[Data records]

────────────────────────────────────────

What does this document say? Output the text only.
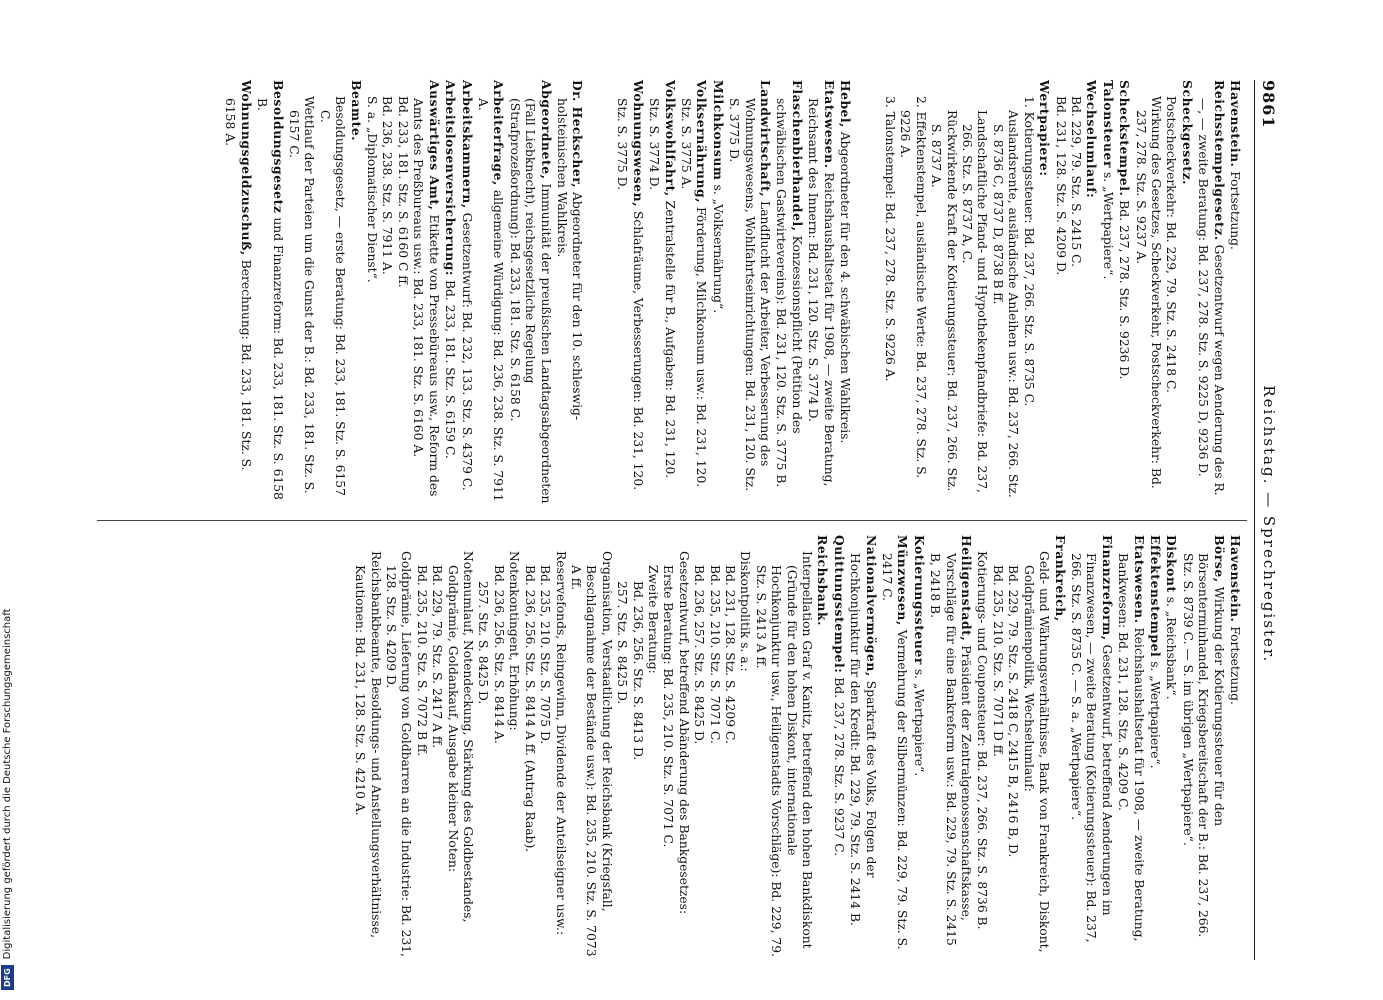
DFG
Digitalisierung gefördert durch die Deutsche Forschungsgemeinschaft
9861
Reichstag. — Sprechregister.

Havenstein. Fortsetzung.

Reichsstempelgesetz. Gesetzentwurf wegen Aenderung des R.—, — zweite Beratung: Bd. 237, 278. Stz. S. 9225 D, 9236 D.

Scheckgesetz.

Postscheckverkehr: Bd. 229, 79. Stz. S. 2418 C.

Wirkung des Gesetzes, Scheckverkehr, Postscheckverkehr: Bd. 237, 278. Stz. S. 9237 A.

Scheckstempel. Bd. 237, 278. Stz. S. 9236 D.

Talonsteuer s. „Wertpapiere“.

Wechselumlauf:

Bd. 229, 79. Stz. S. 2415 C.

Bd. 231, 128. Stz. S. 4209 D.

Wertpapiere:

1. Kotierungssteuer: Bd. 237, 266. Stz. S. 8735 C.

Auslandsrente, ausländische Anleihen usw.: Bd. 237, 266. Stz. S. 8736 C, 8737 D, 8738 B ff.

Landschaftliche Pfand- und Hypothekenpfandbriefe: Bd. 237, 266. Stz. S. 8737 A, C.

Rückwirkende Kraft der Kotierungssteuer: Bd. 237, 266. Stz. S. 8737 A.

2. Effektenstempel, ausländische Werte: Bd. 237, 278. Stz. S. 9226 A.

3. Talonstempel: Bd. 237, 278. Stz. S. 9226 A.

Hebel, Abgeordneter für den 4. schwäbischen Wahlkreis.

Etatswesen. Reichshaushaltsetat für 1908, — zweite Beratung, Reichsamt des Innern: Bd. 231, 120. Stz. S. 3774 D.

Flaschenbierhandel, Konzessionspflicht (Petition des schwäbischen Gastwirtevereins): Bd. 231, 120. Stz. S. 3775 B.

Landwirtschaft, Landflucht der Arbeiter, Verbesserung des Wohnungswesens, Wohlfahrtseinrichtungen: Bd. 231, 120. Stz. S. 3775 D.

Milchkonsum s. „Volksernährung“.

Volksernährung, Förderung, Milchkonsum usw.: Bd. 231, 120. Stz. S. 3775 A.

Volkswohlfahrt, Zentralstelle für B., Aufgaben: Bd. 231, 120. Stz. S. 3774 D.

Wohnungswesen, Schlafräume, Verbesserungen: Bd. 231, 120. Stz. S. 3775 D.

Dr. Heckscher, Abgeordneter für den 10. schleswig-holsteinischen Wahlkreis.

Abgeordnete, Immunität der preußischen Landtagsabgeordneten (Fall Liebknecht), reichsgesetzliche Regelung (Strafprozeßordnung): Bd. 233, 181. Stz. S. 6158 C.

Arbeiterfrage, allgemeine Würdigung: Bd. 236, 238. Stz. S. 7911 A.

Arbeitskammern, Gesetzentwurf: Bd. 232, 133. Stz. S. 4379 C.

Arbeitslosenversicherung: Bd. 233, 181. Stz. S. 6159 C.

Auswärtiges Amt, Etikette von Pressebüreaus usw., Reform des Amts des Preßbureaus usw.: Bd. 233, 181. Stz. S. 6160 A.

Bd. 233, 181. Stz. S. 6160 C ff.

Bd. 236, 238. Stz. S. 7911 A.

S. a. „Diplomatischer Dienst“.

Beamte.

Besoldungsgesetz, — erste Beratung: Bd. 233, 181. Stz. S. 6157 C.

Wettlauf der Parteien um die Gunst der B.: Bd. 233, 181. Stz. S. 6157 C.

Besoldungsgesetz und Finanzreform: Bd. 233, 181. Stz. S. 6158 B.

Wohnungsgeldzuschuß, Berechnung: Bd. 233, 181. Stz. S. 6158 A.

Havenstein. Fortsetzung.

Börse, Wirkung der Kotierungssteuer für den Börsenterminhandel, Kriegsbereitschaft der B.: Bd. 237, 266. Stz. S. 8739 C. — S. im übrigen „Wertpapiere“.

Diskont s. „Reichsbank“.

Effektenstempel s. „Wertpapiere“.

Etatswesen. Reichshaushaltsetat für 1908, — zweite Beratung, Bankwesen: Bd. 231, 128. Stz. S. 4209 C.

Finanzreform, Gesetzentwurf, betreffend Aenderungen im Finanzwesen, — zweite Beratung (Kotierungssteuer): Bd. 237, 266. Stz. S. 8735 C. — S. a. „Wertpapiere“.

Frankreich,

Geld- und Währungsverhältnisse, Bank von Frankreich, Diskont, Goldprämienpolitik, Wechselumlauf:

Bd. 229, 79. Stz. S. 2418 C, 2415 B, 2416 B, D.

Bd. 235, 210. Stz. S. 7071 D ff.

Kotierungs- und Couponsteuer: Bd. 237, 266. Stz. S. 8736 B.

Heiligenstadt, Präsident der Zentralgenossenschaftskasse, Vorschläge für eine Bankreform usw.: Bd. 229, 79. Stz. S. 2415 B, 2418 B.

Kotierungssteuer s. „Wertpapiere“.

Münzwesen, Vermehrung der Silbermünzen: Bd. 229, 79. Stz. S. 2417 C.

Nationalvermögen, Sparkraft des Volks, Folgen der Hochkonjunktur für den Kredit: Bd. 229, 79. Stz. S. 2414 B.

Quittungsstempel: Bd. 237, 278. Stz. S. 9237 C.

Reichsbank.

Interpellation Graf v. Kanitz, betreffend den hohen Bankdiskont (Gründe für den hohen Diskont, internationale Hochkonjunktur usw., Heiligenstadts Vorschläge): Bd. 229, 79. Stz. S. 2413 A ff.

Diskontpolitik s. a.:

Bd. 231, 128. Stz. S. 4209 C.

Bd. 235, 210. Stz. S. 7071 C.

Bd. 236, 257. Stz. S. 8425 D.

Gesetzentwurf, betreffend Abänderung des Bankgesetzes:

Erste Beratung: Bd. 235, 210. Stz. S. 7071 C.

Zweite Beratung:

Bd. 236, 256. Stz. S. 8413 D.

257. Stz. S. 8425 D.

Organisation, Verstaatlichung der Reichsbank (Kriegsfall, Beschlagnahme der Bestände usw.): Bd. 235, 210. Stz. S. 7073 A ff.

Reservefonds, Reingewinn, Dividende der Anteilseigner usw.:

Bd. 235, 210. Stz. S. 7075 D.

Bd. 236, 256. Stz. S. 8414 A ff. (Antrag Raab).

Notenkontingent, Erhöhung:

Bd. 236, 256. Stz. S. 8414 A.

257. Stz. S. 8425 D.

Notenumlauf, Notendeckung, Stärkung des Goldbestandes, Goldprämie, Goldankauf, Ausgabe kleiner Noten:

Bd. 229, 79. Stz. S. 2417 A ff.

Bd. 235, 210. Stz. S. 7072 B ff.

Goldprämie, Lieferung von Goldbarren an die Industrie: Bd. 231, 128. Stz. S. 4209 D.

Reichsbankbeamte, Besoldungs- und Anstellungsverhältnisse, Kautionen: Bd. 231, 128. Stz. S. 4210 A.
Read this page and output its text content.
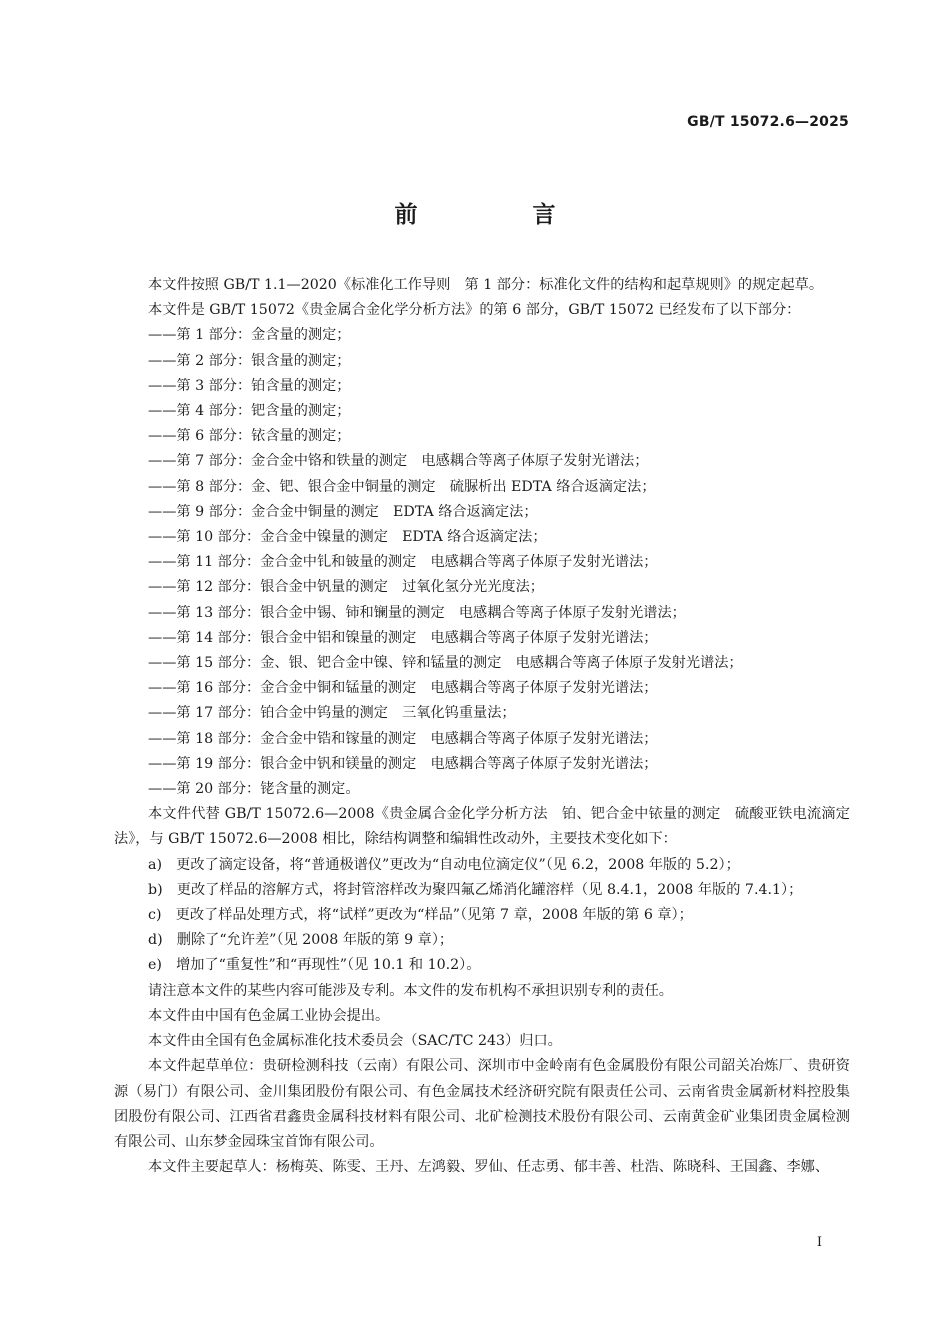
GB/T 15072.6—2025
前　言

本文件按照 GB/T 1.1—2020《标准化工作导则　第 1 部分：标准化文件的结构和起草规则》的规定起草。

本文件是 GB/T 15072《贵金属合金化学分析方法》的第 6 部分，GB/T 15072 已经发布了以下部分：

——第 1 部分：金含量的测定；

——第 2 部分：银含量的测定；

——第 3 部分：铂含量的测定；

——第 4 部分：钯含量的测定；

——第 6 部分：铱含量的测定；

——第 7 部分：金合金中铬和铁量的测定　电感耦合等离子体原子发射光谱法；

——第 8 部分：金、钯、银合金中铜量的测定　硫脲析出 EDTA 络合返滴定法；

——第 9 部分：金合金中铜量的测定　EDTA 络合返滴定法；

——第 10 部分：金合金中镍量的测定　EDTA 络合返滴定法；

——第 11 部分：金合金中钆和铍量的测定　电感耦合等离子体原子发射光谱法；

——第 12 部分：银合金中钒量的测定　过氧化氢分光光度法；

——第 13 部分：银合金中锡、铈和镧量的测定　电感耦合等离子体原子发射光谱法；

——第 14 部分：银合金中铝和镍量的测定　电感耦合等离子体原子发射光谱法；

——第 15 部分：金、银、钯合金中镍、锌和锰量的测定　电感耦合等离子体原子发射光谱法；

——第 16 部分：金合金中铜和锰量的测定　电感耦合等离子体原子发射光谱法；

——第 17 部分：铂合金中钨量的测定　三氧化钨重量法；

——第 18 部分：金合金中锆和镓量的测定　电感耦合等离子体原子发射光谱法；

——第 19 部分：银合金中钒和镁量的测定　电感耦合等离子体原子发射光谱法；

——第 20 部分：铑含量的测定。

本文件代替 GB/T 15072.6—2008《贵金属合金化学分析方法　铂、钯合金中铱量的测定　硫酸亚铁电流滴定法》，与 GB/T 15072.6—2008 相比，除结构调整和编辑性改动外，主要技术变化如下：

a)　更改了滴定设备，将“普通极谱仪”更改为“自动电位滴定仪”（见 6.2，2008 年版的 5.2）；

b)　更改了样品的溶解方式，将封管溶样改为聚四氟乙烯消化罐溶样（见 8.4.1，2008 年版的 7.4.1）；

c)　更改了样品处理方式，将“试样”更改为“样品”（见第 7 章，2008 年版的第 6 章）；

d)　删除了“允许差”（见 2008 年版的第 9 章）；

e)　增加了“重复性”和“再现性”（见 10.1 和 10.2）。

请注意本文件的某些内容可能涉及专利。本文件的发布机构不承担识别专利的责任。

本文件由中国有色金属工业协会提出。

本文件由全国有色金属标准化技术委员会（SAC/TC 243）归口。

本文件起草单位：贵研检测科技（云南）有限公司、深圳市中金岭南有色金属股份有限公司韶关冶炼厂、贵研资源（易门）有限公司、金川集团股份有限公司、有色金属技术经济研究院有限责任公司、云南省贵金属新材料控股集团股份有限公司、江西省君鑫贵金属科技材料有限公司、北矿检测技术股份有限公司、云南黄金矿业集团贵金属检测有限公司、山东梦金园珠宝首饰有限公司。

本文件主要起草人：杨梅英、陈雯、王丹、左鸿毅、罗仙、任志勇、郁丰善、杜浩、陈晓科、王国鑫、李娜、

Ⅰ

────────────────────────────────────────

## Problem to work on
Give back word for word the lines from the one containing "Read this page and output its text content." through the final line of the data above. Pictures are to be left out.

## Solution to the problem
Read this page and output its text content.
GB/T 15072.6—2025
前　言

本文件按照 GB/T 1.1—2020《标准化工作导则　第 1 部分：标准化文件的结构和起草规则》的规定起草。

本文件是 GB/T 15072《贵金属合金化学分析方法》的第 6 部分，GB/T 15072 已经发布了以下部分：

——第 1 部分：金含量的测定；

——第 2 部分：银含量的测定；

——第 3 部分：铂含量的测定；

——第 4 部分：钯含量的测定；

——第 6 部分：铱含量的测定；

——第 7 部分：金合金中铬和铁量的测定　电感耦合等离子体原子发射光谱法；

——第 8 部分：金、钯、银合金中铜量的测定　硫脲析出 EDTA 络合返滴定法；

——第 9 部分：金合金中铜量的测定　EDTA 络合返滴定法；

——第 10 部分：金合金中镍量的测定　EDTA 络合返滴定法；

——第 11 部分：金合金中钆和铍量的测定　电感耦合等离子体原子发射光谱法；

——第 12 部分：银合金中钒量的测定　过氧化氢分光光度法；

——第 13 部分：银合金中锡、铈和镧量的测定　电感耦合等离子体原子发射光谱法；

——第 14 部分：银合金中铝和镍量的测定　电感耦合等离子体原子发射光谱法；

——第 15 部分：金、银、钯合金中镍、锌和锰量的测定　电感耦合等离子体原子发射光谱法；

——第 16 部分：金合金中铜和锰量的测定　电感耦合等离子体原子发射光谱法；

——第 17 部分：铂合金中钨量的测定　三氧化钨重量法；

——第 18 部分：金合金中锆和镓量的测定　电感耦合等离子体原子发射光谱法；

——第 19 部分：银合金中钒和镁量的测定　电感耦合等离子体原子发射光谱法；

——第 20 部分：铑含量的测定。

本文件代替 GB/T 15072.6—2008《贵金属合金化学分析方法　铂、钯合金中铱量的测定　硫酸亚铁电流滴定法》，与 GB/T 15072.6—2008 相比，除结构调整和编辑性改动外，主要技术变化如下：

a)　更改了滴定设备，将“普通极谱仪”更改为“自动电位滴定仪”（见 6.2，2008 年版的 5.2）；

b)　更改了样品的溶解方式，将封管溶样改为聚四氟乙烯消化罐溶样（见 8.4.1，2008 年版的 7.4.1）；

c)　更改了样品处理方式，将“试样”更改为“样品”（见第 7 章，2008 年版的第 6 章）；

d)　删除了“允许差”（见 2008 年版的第 9 章）；

e)　增加了“重复性”和“再现性”（见 10.1 和 10.2）。

请注意本文件的某些内容可能涉及专利。本文件的发布机构不承担识别专利的责任。

本文件由中国有色金属工业协会提出。

本文件由全国有色金属标准化技术委员会（SAC/TC 243）归口。

本文件起草单位：贵研检测科技（云南）有限公司、深圳市中金岭南有色金属股份有限公司韶关冶炼厂、贵研资源（易门）有限公司、金川集团股份有限公司、有色金属技术经济研究院有限责任公司、云南省贵金属新材料控股集团股份有限公司、江西省君鑫贵金属科技材料有限公司、北矿检测技术股份有限公司、云南黄金矿业集团贵金属检测有限公司、山东梦金园珠宝首饰有限公司。

本文件主要起草人：杨梅英、陈雯、王丹、左鸿毅、罗仙、任志勇、郁丰善、杜浩、陈晓科、王国鑫、李娜、

Ⅰ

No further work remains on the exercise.